• PASSAGE GIVEN
============================================================

# 05 1.8 special edition



## BigMike (Dec 9, 2004)

I just got an 05 1.8 special edition on saturday, and i love the car, except the stock muffler. I think it ruins the look of the car. 

I was wondering, will a stock SE-R muffler/axle back of the same year, fit on my 1.8. I searched your site and i dont think it has come up yet. 

But i apologize if it has. And i know any muffler shop can make it fit for some cash, but i was wondering if it was a bolt on deal, or it requires modification.

Thanks


----------



## damonfong0 (Jul 13, 2005)

BigMike said:


> I just got an 05 1.8 special edition on saturday, and i love the car, except the stock muffler. I think it ruins the look of the car.
> 
> I was wondering, will a stock SE-R muffler/axle back of the same year, fit on my 1.8. I searched your site and i dont think it has come up yet.
> 
> ...



i went to a shop and got a weld on... they are pretty cheap
mine was about $140 with labor
i checked out ebay and some sites and its about $140 shipped... no labor

yah i had the same car and damn that muffler is ugly AHHH
http://xanga.com/damonfong0 <--- i hav a pic of the back of my car with the new muffler, it looks a lot nicer...

anyways it is fukin annoying damN! most cars like my friend's prelude dont have sound until mid 2000s or 3000s up till 4000 then comes the stock engine sound

my sentra started the errr sound when it was like 1500, as soon as i touch the gas... but it's a nice low sound tho so its good. it's just annoying sometimes, i gotta get the rpm to either 2500 or 4500 where the sound isnt as annoying.

============================================================

• DATA PROVIDED

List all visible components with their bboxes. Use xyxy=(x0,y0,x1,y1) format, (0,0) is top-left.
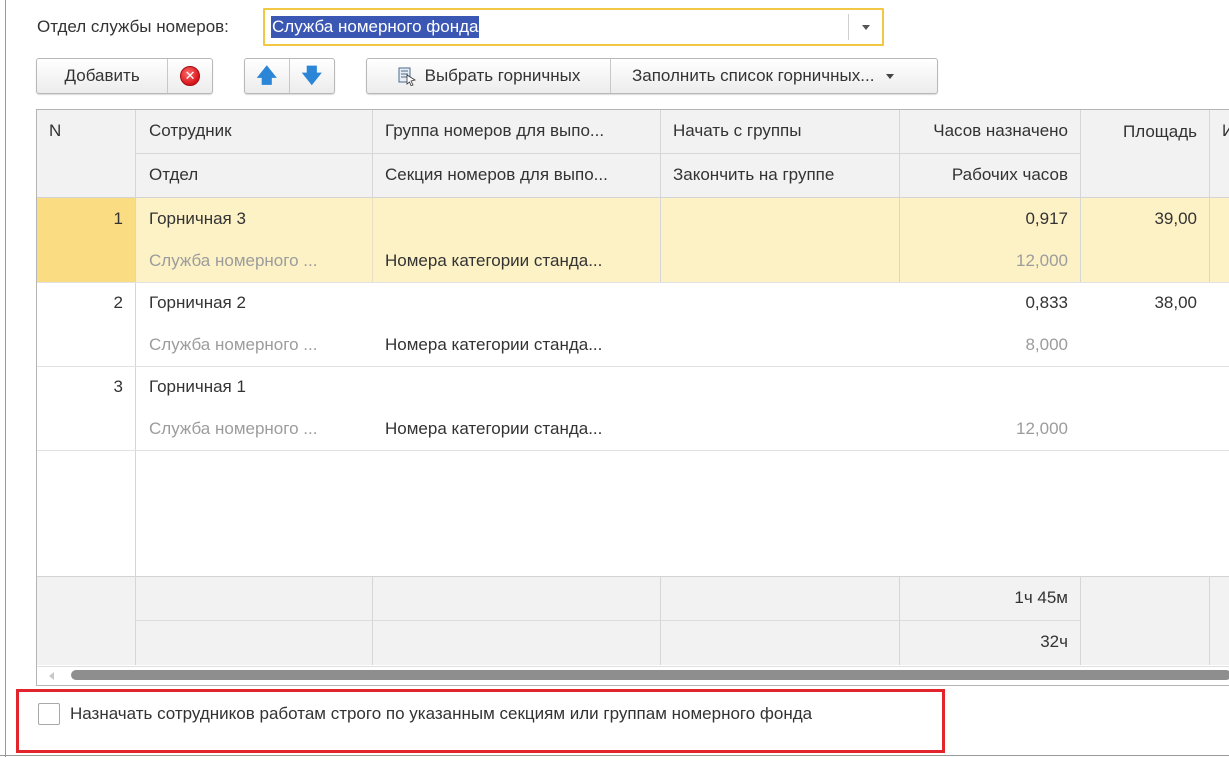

============================================================

• PROBLEMS
1. In the forum thread about the 05 1.8 special edition, roughly what did damonfong0 pay for the weld-on muffler including labor?
2. List every rpm figure damonfong0 gives in the forum thread's final paragraph, which describes the sound of his Sentra.
3. According to the forum thread, why does damonfong0 have to bring his Sentra's rpm to either 2500 or 4500?
The listing is drawn from a separate source, unrelated to the forum thread.

• SOLUTIONS PER TASK
1. About $140.

2. 1500, 2500, 4500

3. The Sentra's engine sound starts around 1500 rpm as soon as he touches the gas, and it is sometimes annoying. At 2500 or 4500 rpm the sound isn't as annoying.